▽

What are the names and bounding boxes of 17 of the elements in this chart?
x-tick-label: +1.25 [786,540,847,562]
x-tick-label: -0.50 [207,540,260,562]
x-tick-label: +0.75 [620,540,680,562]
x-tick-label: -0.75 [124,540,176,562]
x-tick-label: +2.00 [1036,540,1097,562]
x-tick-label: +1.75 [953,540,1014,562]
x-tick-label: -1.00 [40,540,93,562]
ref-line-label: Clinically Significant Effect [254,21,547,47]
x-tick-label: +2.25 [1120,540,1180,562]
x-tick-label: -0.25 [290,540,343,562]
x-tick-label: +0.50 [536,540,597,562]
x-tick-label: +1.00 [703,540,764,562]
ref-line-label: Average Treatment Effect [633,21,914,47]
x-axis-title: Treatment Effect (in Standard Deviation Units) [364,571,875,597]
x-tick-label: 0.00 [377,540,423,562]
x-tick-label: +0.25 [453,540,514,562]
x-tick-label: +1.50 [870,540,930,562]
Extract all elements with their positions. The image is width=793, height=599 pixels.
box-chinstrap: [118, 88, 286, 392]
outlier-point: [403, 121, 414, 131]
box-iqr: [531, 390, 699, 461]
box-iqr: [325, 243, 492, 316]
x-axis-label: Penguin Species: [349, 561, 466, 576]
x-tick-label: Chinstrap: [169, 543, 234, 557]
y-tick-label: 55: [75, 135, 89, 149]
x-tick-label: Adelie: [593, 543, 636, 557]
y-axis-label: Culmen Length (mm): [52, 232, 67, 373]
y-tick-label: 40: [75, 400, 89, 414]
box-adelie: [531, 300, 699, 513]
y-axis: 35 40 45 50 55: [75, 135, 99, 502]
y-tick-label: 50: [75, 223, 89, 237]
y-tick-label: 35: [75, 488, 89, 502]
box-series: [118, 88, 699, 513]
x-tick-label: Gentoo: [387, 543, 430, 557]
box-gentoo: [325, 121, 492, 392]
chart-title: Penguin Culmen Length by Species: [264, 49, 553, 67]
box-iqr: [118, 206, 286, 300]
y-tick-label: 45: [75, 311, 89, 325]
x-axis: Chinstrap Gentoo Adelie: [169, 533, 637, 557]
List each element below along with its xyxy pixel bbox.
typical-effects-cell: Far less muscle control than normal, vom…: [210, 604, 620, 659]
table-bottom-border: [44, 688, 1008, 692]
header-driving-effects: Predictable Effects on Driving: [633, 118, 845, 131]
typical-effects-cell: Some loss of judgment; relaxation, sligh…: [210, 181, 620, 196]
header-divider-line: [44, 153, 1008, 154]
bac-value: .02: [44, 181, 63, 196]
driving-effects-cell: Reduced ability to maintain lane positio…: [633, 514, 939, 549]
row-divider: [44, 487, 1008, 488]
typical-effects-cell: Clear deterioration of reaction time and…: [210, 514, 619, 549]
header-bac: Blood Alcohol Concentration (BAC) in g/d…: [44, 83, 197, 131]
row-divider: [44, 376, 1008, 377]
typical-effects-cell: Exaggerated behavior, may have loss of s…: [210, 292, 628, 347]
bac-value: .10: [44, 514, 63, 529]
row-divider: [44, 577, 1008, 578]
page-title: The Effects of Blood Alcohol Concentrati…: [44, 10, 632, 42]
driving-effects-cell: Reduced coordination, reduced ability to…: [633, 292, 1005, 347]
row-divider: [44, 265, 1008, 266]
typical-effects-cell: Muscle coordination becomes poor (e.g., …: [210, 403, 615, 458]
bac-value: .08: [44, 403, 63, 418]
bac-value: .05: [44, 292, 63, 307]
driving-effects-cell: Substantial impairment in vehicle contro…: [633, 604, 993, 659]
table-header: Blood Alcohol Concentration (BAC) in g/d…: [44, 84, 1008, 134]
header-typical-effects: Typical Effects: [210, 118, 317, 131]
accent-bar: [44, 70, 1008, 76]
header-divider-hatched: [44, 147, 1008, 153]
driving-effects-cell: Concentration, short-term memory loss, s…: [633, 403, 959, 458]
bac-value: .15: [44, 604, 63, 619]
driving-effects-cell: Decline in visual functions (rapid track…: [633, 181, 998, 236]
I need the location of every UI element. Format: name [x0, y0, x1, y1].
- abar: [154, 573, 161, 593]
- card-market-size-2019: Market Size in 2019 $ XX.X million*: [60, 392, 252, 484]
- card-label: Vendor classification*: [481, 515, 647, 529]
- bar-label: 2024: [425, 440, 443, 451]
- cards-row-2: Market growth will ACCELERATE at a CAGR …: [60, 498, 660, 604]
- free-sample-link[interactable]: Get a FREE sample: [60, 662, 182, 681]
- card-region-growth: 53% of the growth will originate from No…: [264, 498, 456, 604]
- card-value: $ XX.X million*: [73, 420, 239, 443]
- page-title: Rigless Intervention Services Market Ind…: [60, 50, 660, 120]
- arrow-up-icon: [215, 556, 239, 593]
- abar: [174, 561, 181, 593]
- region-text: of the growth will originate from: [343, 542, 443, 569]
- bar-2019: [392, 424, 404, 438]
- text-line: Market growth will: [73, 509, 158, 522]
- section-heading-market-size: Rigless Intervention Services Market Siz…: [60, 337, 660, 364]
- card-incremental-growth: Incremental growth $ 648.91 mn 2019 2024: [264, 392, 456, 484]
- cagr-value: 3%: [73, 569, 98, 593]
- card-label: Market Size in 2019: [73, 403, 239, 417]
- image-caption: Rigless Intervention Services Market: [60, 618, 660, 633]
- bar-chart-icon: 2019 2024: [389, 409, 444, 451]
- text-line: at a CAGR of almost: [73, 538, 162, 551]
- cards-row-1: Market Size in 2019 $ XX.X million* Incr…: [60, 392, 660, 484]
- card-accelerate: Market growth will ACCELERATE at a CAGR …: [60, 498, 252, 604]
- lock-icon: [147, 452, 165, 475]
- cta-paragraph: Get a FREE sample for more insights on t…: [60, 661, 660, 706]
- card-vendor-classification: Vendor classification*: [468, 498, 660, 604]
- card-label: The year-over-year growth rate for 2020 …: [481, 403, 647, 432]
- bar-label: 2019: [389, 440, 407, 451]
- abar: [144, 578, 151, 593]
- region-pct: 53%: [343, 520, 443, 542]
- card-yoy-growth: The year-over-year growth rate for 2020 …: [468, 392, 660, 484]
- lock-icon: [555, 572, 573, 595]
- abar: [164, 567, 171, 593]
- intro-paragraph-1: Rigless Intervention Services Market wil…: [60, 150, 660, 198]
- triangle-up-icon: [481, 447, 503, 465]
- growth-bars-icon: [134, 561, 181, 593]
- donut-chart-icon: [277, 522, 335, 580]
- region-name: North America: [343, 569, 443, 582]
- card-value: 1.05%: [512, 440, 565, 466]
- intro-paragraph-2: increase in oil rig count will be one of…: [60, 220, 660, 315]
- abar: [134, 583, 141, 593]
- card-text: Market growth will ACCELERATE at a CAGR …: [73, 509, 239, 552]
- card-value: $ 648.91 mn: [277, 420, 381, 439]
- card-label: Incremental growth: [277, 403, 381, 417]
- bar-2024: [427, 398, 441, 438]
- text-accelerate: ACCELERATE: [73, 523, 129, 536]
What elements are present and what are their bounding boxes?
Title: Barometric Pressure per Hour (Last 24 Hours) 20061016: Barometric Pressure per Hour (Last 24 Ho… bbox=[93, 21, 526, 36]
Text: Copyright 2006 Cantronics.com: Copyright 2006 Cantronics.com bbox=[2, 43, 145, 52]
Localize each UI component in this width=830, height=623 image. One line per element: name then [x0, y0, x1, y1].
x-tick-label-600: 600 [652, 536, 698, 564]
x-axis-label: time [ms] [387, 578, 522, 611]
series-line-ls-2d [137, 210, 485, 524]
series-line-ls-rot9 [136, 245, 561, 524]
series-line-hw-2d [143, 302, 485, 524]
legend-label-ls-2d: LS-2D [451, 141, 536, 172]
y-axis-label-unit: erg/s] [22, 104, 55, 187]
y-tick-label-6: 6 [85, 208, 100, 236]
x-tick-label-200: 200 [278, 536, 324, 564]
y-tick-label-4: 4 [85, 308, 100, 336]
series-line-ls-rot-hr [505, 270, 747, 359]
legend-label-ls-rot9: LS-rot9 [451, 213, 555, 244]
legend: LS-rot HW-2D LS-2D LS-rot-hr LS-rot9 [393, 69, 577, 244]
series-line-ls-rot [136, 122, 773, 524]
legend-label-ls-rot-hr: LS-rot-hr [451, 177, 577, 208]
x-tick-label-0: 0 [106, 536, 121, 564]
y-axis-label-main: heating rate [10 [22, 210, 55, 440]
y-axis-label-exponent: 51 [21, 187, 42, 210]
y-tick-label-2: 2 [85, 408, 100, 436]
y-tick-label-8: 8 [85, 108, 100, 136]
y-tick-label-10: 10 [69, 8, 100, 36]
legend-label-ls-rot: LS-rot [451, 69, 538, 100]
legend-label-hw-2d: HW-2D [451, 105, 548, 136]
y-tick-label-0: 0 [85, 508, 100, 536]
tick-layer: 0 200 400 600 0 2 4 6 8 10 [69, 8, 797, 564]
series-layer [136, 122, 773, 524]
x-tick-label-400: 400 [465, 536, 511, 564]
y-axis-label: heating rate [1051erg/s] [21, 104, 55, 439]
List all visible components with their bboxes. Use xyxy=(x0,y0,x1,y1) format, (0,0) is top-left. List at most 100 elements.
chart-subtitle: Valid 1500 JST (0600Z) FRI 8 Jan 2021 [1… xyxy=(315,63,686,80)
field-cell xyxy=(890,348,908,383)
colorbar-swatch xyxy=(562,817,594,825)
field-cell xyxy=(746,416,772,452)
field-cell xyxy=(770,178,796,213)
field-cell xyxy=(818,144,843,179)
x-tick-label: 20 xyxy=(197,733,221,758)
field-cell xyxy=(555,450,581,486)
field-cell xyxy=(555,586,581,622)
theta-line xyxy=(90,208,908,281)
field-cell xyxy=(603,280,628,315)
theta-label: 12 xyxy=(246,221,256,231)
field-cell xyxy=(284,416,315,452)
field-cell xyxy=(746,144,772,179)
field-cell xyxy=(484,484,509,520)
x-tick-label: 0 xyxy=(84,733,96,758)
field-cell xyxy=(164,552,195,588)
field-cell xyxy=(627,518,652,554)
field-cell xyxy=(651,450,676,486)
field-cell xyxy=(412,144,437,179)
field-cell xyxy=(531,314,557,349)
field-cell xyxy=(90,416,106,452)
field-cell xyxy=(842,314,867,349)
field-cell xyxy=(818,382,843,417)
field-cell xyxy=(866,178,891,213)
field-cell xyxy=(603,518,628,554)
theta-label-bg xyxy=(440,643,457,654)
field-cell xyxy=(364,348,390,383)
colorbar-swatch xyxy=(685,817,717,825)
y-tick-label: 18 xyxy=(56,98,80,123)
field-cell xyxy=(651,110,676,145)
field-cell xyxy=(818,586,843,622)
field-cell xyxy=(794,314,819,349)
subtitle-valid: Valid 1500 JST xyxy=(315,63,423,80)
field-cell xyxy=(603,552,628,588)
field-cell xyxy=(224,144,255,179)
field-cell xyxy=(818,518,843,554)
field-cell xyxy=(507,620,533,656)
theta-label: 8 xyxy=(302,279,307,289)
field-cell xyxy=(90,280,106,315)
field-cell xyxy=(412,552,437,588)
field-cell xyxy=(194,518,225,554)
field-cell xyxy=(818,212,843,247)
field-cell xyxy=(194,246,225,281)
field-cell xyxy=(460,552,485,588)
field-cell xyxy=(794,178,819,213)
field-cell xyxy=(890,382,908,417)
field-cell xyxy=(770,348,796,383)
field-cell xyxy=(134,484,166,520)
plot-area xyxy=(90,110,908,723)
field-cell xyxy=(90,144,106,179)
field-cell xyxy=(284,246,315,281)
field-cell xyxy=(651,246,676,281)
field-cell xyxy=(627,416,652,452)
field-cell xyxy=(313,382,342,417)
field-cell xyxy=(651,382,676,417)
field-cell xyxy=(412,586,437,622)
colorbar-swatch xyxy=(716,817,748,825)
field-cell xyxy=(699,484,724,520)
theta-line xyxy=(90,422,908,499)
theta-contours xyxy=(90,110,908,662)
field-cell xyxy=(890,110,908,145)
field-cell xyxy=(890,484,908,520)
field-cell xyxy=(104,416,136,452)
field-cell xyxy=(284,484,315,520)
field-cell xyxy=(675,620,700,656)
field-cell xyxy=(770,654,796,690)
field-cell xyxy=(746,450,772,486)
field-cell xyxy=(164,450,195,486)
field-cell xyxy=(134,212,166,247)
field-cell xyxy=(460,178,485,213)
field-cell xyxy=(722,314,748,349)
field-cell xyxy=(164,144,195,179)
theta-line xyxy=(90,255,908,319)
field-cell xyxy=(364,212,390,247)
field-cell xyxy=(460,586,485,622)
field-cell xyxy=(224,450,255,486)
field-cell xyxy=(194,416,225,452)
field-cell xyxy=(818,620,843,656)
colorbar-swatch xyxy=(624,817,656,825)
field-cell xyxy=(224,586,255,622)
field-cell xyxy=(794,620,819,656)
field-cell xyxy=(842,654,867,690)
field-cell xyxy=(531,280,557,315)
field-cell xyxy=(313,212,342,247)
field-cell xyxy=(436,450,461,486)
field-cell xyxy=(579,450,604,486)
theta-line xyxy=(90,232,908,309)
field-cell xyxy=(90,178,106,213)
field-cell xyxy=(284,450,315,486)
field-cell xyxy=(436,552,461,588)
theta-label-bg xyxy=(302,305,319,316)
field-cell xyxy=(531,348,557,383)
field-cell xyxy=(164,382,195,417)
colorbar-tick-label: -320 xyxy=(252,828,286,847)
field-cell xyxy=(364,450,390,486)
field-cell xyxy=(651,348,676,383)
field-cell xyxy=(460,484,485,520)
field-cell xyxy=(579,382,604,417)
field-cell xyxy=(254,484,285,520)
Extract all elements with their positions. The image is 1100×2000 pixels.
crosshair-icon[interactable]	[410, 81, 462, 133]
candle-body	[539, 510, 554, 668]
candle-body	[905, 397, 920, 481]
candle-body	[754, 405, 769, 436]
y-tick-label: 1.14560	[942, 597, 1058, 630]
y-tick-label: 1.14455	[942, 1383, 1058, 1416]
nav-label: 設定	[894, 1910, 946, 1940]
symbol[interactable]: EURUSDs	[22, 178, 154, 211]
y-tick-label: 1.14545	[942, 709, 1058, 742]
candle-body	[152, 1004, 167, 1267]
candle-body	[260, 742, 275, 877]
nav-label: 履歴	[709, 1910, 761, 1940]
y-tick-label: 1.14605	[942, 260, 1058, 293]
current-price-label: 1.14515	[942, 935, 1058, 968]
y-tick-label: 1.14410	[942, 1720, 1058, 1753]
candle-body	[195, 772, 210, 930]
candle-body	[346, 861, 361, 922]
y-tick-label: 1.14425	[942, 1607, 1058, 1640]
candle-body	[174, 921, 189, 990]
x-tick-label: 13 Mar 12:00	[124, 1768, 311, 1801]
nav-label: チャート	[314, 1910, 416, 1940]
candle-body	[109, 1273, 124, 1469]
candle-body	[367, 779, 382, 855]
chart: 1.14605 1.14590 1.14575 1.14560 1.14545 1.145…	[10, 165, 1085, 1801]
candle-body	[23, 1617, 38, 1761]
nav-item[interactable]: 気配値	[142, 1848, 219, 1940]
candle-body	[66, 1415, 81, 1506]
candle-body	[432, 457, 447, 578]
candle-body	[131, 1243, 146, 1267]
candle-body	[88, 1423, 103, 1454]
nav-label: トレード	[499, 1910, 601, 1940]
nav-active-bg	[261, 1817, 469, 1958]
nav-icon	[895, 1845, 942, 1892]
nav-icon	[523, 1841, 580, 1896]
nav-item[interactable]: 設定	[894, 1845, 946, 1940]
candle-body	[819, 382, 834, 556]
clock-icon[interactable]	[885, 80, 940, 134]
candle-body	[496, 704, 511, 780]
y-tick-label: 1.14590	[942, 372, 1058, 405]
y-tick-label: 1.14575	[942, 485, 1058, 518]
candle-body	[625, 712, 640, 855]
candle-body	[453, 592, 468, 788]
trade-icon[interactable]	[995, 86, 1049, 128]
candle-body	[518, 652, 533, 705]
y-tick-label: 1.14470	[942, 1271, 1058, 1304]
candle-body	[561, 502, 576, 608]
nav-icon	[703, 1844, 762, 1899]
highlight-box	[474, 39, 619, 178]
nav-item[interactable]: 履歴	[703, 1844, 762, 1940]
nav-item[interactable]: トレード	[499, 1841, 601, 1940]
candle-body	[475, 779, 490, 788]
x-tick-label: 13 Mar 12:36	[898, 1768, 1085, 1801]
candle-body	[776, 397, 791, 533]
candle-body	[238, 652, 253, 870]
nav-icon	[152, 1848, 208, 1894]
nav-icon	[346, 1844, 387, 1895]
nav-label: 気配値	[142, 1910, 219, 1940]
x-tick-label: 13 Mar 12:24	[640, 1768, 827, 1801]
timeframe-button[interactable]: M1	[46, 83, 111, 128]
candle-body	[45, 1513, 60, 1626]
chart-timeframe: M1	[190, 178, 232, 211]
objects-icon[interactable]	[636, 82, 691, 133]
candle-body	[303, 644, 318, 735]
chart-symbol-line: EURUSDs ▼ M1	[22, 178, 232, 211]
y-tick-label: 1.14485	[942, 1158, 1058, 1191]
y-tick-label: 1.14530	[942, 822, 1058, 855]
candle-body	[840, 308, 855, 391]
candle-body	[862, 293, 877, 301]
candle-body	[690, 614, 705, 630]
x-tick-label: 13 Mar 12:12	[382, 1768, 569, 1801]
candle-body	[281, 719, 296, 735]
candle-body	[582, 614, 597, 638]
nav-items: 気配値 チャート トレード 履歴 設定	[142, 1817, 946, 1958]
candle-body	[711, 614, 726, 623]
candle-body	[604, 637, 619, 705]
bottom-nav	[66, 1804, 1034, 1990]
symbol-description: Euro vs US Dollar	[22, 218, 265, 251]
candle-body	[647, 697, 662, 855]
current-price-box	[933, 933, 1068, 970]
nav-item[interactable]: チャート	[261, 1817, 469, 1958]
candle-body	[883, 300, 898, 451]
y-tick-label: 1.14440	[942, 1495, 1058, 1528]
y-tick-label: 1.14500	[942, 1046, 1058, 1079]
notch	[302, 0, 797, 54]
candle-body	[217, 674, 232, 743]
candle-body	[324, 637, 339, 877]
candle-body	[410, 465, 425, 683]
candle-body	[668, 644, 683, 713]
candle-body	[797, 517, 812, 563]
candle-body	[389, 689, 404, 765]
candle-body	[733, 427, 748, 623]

△

• [Requirement]
Copy the records from the first line through the line with "x-tick-label: Adelie: [593, 543, 636, 557]", swapping "Penguin Species" for "Bird Species" and leaving all else the same.

• [Result of the exercise]
What are the names and bounding boxes of 17 of the elements in this chart?
x-tick-label: +1.25 [786,540,847,562]
x-tick-label: -0.50 [207,540,260,562]
x-tick-label: +0.75 [620,540,680,562]
x-tick-label: -0.75 [124,540,176,562]
x-tick-label: +2.00 [1036,540,1097,562]
x-tick-label: +1.75 [953,540,1014,562]
x-tick-label: -1.00 [40,540,93,562]
ref-line-label: Clinically Significant Effect [254,21,547,47]
x-tick-label: +2.25 [1120,540,1180,562]
x-tick-label: -0.25 [290,540,343,562]
x-tick-label: +0.50 [536,540,597,562]
x-tick-label: +1.00 [703,540,764,562]
ref-line-label: Average Treatment Effect [633,21,914,47]
x-axis-title: Treatment Effect (in Standard Deviation Units) [364,571,875,597]
x-tick-label: 0.00 [377,540,423,562]
x-tick-label: +0.25 [453,540,514,562]
x-tick-label: +1.50 [870,540,930,562]
Extract all elements with their positions. The image is width=793, height=599 pixels.
box-chinstrap: [118, 88, 286, 392]
outlier-point: [403, 121, 414, 131]
box-iqr: [531, 390, 699, 461]
box-iqr: [325, 243, 492, 316]
x-axis-label: Bird Species: [349, 561, 466, 576]
x-tick-label: Chinstrap: [169, 543, 234, 557]
y-tick-label: 55: [75, 135, 89, 149]
x-tick-label: Adelie: [593, 543, 636, 557]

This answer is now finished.